Select every line of the listing below that contains the string "sektor", and copy each one. Case counts when matching.

┄┄┄┄┄┄┄┄┄┄┄┄┄┄┄┄┄┄┄┄

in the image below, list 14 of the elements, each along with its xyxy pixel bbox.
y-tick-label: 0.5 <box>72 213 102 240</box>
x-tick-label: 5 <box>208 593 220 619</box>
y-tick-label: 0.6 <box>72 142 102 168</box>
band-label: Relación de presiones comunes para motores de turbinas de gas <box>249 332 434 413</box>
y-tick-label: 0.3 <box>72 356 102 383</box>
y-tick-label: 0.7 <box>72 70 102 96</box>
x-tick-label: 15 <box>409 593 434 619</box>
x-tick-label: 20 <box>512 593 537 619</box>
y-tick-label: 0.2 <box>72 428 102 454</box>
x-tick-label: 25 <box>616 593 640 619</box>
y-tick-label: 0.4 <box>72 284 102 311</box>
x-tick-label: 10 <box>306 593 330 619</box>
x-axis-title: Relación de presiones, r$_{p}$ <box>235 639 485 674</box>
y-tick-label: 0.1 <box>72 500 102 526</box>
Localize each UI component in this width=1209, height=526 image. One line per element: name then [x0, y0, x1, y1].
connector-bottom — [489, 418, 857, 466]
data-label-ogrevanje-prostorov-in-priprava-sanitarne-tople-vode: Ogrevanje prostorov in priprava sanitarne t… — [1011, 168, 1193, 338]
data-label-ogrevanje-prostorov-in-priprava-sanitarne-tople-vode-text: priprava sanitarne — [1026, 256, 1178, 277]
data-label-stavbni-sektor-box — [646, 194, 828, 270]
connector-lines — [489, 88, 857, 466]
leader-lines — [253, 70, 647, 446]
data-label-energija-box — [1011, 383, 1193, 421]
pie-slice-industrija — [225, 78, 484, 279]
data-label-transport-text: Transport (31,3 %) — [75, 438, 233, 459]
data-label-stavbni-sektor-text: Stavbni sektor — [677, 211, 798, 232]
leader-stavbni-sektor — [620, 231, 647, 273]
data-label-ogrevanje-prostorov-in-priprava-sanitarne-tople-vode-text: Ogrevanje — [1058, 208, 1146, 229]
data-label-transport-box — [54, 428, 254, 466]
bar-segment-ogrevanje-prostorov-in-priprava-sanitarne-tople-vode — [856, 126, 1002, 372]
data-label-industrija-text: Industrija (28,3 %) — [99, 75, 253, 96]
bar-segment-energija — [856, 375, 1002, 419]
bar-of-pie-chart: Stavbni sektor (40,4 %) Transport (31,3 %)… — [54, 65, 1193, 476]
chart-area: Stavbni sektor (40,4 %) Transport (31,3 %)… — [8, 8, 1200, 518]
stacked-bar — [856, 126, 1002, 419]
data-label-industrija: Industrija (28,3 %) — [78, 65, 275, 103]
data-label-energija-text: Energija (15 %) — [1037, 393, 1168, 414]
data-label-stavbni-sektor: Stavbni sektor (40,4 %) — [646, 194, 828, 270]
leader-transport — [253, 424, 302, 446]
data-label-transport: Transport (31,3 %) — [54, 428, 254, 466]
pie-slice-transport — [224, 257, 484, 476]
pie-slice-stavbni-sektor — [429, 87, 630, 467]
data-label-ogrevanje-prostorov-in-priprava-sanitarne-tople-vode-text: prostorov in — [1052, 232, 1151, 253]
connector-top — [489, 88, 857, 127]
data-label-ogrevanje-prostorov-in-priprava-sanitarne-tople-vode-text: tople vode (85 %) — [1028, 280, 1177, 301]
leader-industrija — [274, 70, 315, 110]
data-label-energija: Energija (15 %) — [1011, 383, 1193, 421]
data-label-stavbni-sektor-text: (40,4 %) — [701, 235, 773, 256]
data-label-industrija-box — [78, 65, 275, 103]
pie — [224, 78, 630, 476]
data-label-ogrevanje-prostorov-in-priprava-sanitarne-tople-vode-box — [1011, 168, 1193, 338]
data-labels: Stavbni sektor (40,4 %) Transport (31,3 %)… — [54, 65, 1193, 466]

┄┄┄┄┄┄┄┄┄┄┄┄┄┄┄┄┄┄┄┄

__Exercise result__:
data-label-stavbni-sektor-box — [646, 194, 828, 270]
data-label-stavbni-sektor-text: Stavbni sektor — [677, 211, 798, 232]
leader-stavbni-sektor — [620, 231, 647, 273]
bar-of-pie-chart: Stavbni sektor (40,4 %) Transport (31,3 %)… — [54, 65, 1193, 476]
chart-area: Stavbni sektor (40,4 %) Transport (31,3 %)… — [8, 8, 1200, 518]
data-label-stavbni-sektor: Stavbni sektor (40,4 %) — [646, 194, 828, 270]
pie-slice-stavbni-sektor — [429, 87, 630, 467]
data-label-stavbni-sektor-text: (40,4 %) — [701, 235, 773, 256]
data-labels: Stavbni sektor (40,4 %) Transport (31,3 %)… — [54, 65, 1193, 466]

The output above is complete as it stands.